▸ What to produce:
Leave out the images; return the rest of the data exactly.

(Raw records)
* * * *

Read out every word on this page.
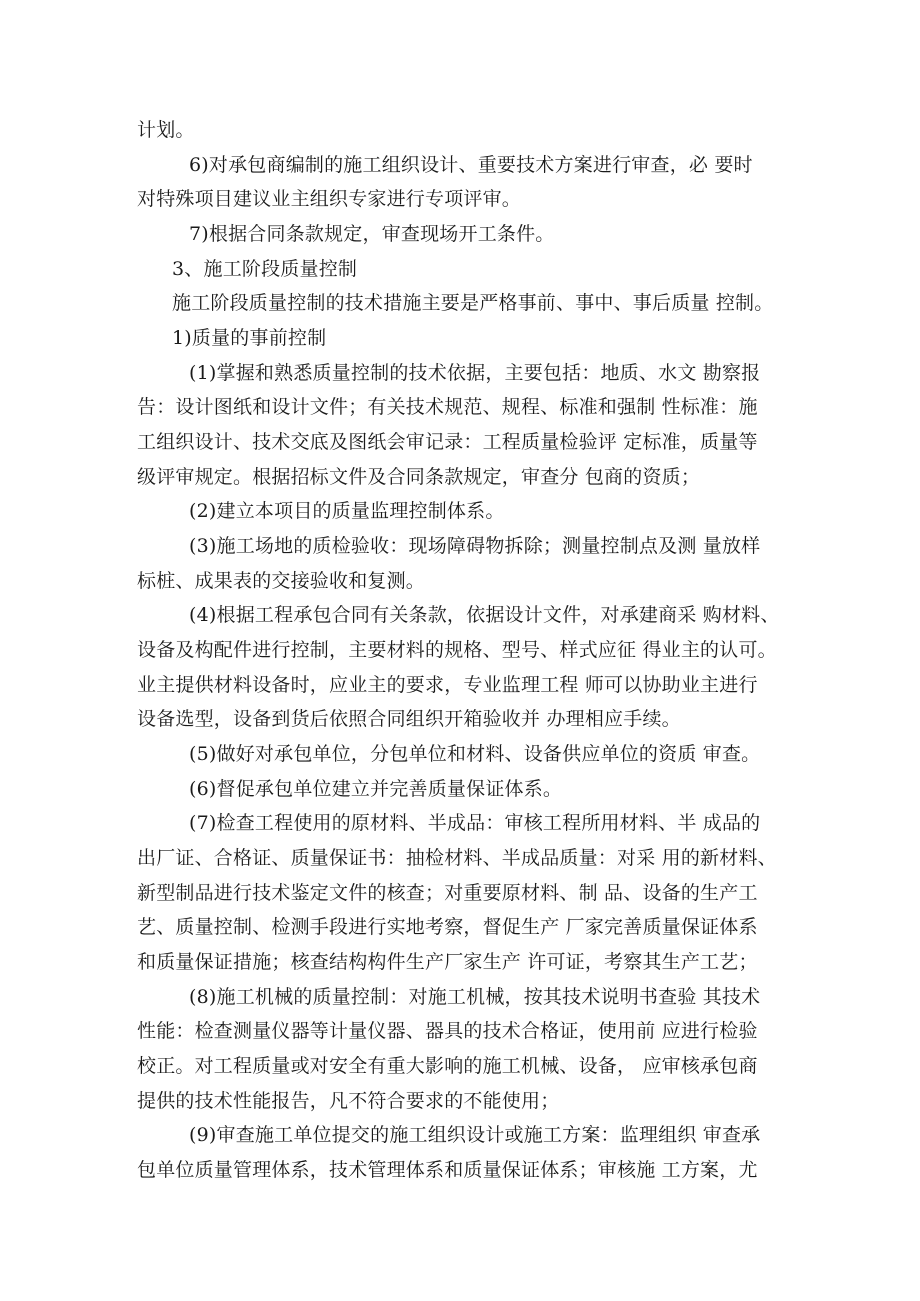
计划。
6)对承包商编制的施工组织设计、重要技术方案进行审查，必 要时
对特殊项目建议业主组织专家进行专项评审。
7)根据合同条款规定，审查现场开工条件。
3、施工阶段质量控制
施工阶段质量控制的技术措施主要是严格事前、事中、事后质量 控制。
1)质量的事前控制
(1)掌握和熟悉质量控制的技术依据，主要包括：地质、水文 勘察报
告：设计图纸和设计文件；有关技术规范、规程、标准和强制 性标准：施
工组织设计、技术交底及图纸会审记录：工程质量检验评 定标准，质量等
级评审规定。根据招标文件及合同条款规定，审查分 包商的资质；
(2)建立本项目的质量监理控制体系。
(3)施工场地的质检验收：现场障碍物拆除；测量控制点及测 量放样
标桩、成果表的交接验收和复测。
(4)根据工程承包合同有关条款，依据设计文件，对承建商采 购材料、
设备及构配件进行控制，主要材料的规格、型号、样式应征 得业主的认可。
业主提供材料设备时，应业主的要求，专业监理工程 师可以协助业主进行
设备选型，设备到货后依照合同组织开箱验收并 办理相应手续。
(5)做好对承包单位，分包单位和材料、设备供应单位的资质 审查。
(6)督促承包单位建立并完善质量保证体系。
(7)检查工程使用的原材料、半成品：审核工程所用材料、半 成品的
出厂证、合格证、质量保证书：抽检材料、半成品质量：对采 用的新材料、
新型制品进行技术鉴定文件的核查；对重要原材料、制 品、设备的生产工
艺、质量控制、检测手段进行实地考察，督促生产 厂家完善质量保证体系
和质量保证措施；核查结构构件生产厂家生产 许可证，考察其生产工艺；
(8)施工机械的质量控制：对施工机械，按其技术说明书查验 其技术
性能：检查测量仪器等计量仪器、器具的技术合格证，使用前 应进行检验
校正。对工程质量或对安全有重大影响的施工机械、设备， 应审核承包商
提供的技术性能报告，凡不符合要求的不能使用；
(9)审查施工单位提交的施工组织设计或施工方案：监理组织 审查承
包单位质量管理体系，技术管理体系和质量保证体系；审核施 工方案，尤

* * * *

▸ Solution to the exercise:
Read out every word on this page.
计划。
6)对承包商编制的施工组织设计、重要技术方案进行审查，必 要时
对特殊项目建议业主组织专家进行专项评审。
7)根据合同条款规定，审查现场开工条件。
3、施工阶段质量控制
施工阶段质量控制的技术措施主要是严格事前、事中、事后质量 控制。
1)质量的事前控制
(1)掌握和熟悉质量控制的技术依据，主要包括：地质、水文 勘察报
告：设计图纸和设计文件；有关技术规范、规程、标准和强制 性标准：施
工组织设计、技术交底及图纸会审记录：工程质量检验评 定标准，质量等
级评审规定。根据招标文件及合同条款规定，审查分 包商的资质；
(2)建立本项目的质量监理控制体系。
(3)施工场地的质检验收：现场障碍物拆除；测量控制点及测 量放样
标桩、成果表的交接验收和复测。
(4)根据工程承包合同有关条款，依据设计文件，对承建商采 购材料、
设备及构配件进行控制，主要材料的规格、型号、样式应征 得业主的认可。
业主提供材料设备时，应业主的要求，专业监理工程 师可以协助业主进行
设备选型，设备到货后依照合同组织开箱验收并 办理相应手续。
(5)做好对承包单位，分包单位和材料、设备供应单位的资质 审查。
(6)督促承包单位建立并完善质量保证体系。
(7)检查工程使用的原材料、半成品：审核工程所用材料、半 成品的
出厂证、合格证、质量保证书：抽检材料、半成品质量：对采 用的新材料、
新型制品进行技术鉴定文件的核查；对重要原材料、制 品、设备的生产工
艺、质量控制、检测手段进行实地考察，督促生产 厂家完善质量保证体系
和质量保证措施；核查结构构件生产厂家生产 许可证，考察其生产工艺；
(8)施工机械的质量控制：对施工机械，按其技术说明书查验 其技术
性能：检查测量仪器等计量仪器、器具的技术合格证，使用前 应进行检验
校正。对工程质量或对安全有重大影响的施工机械、设备， 应审核承包商
提供的技术性能报告，凡不符合要求的不能使用；
(9)审查施工单位提交的施工组织设计或施工方案：监理组织 审查承
包单位质量管理体系，技术管理体系和质量保证体系；审核施 工方案，尤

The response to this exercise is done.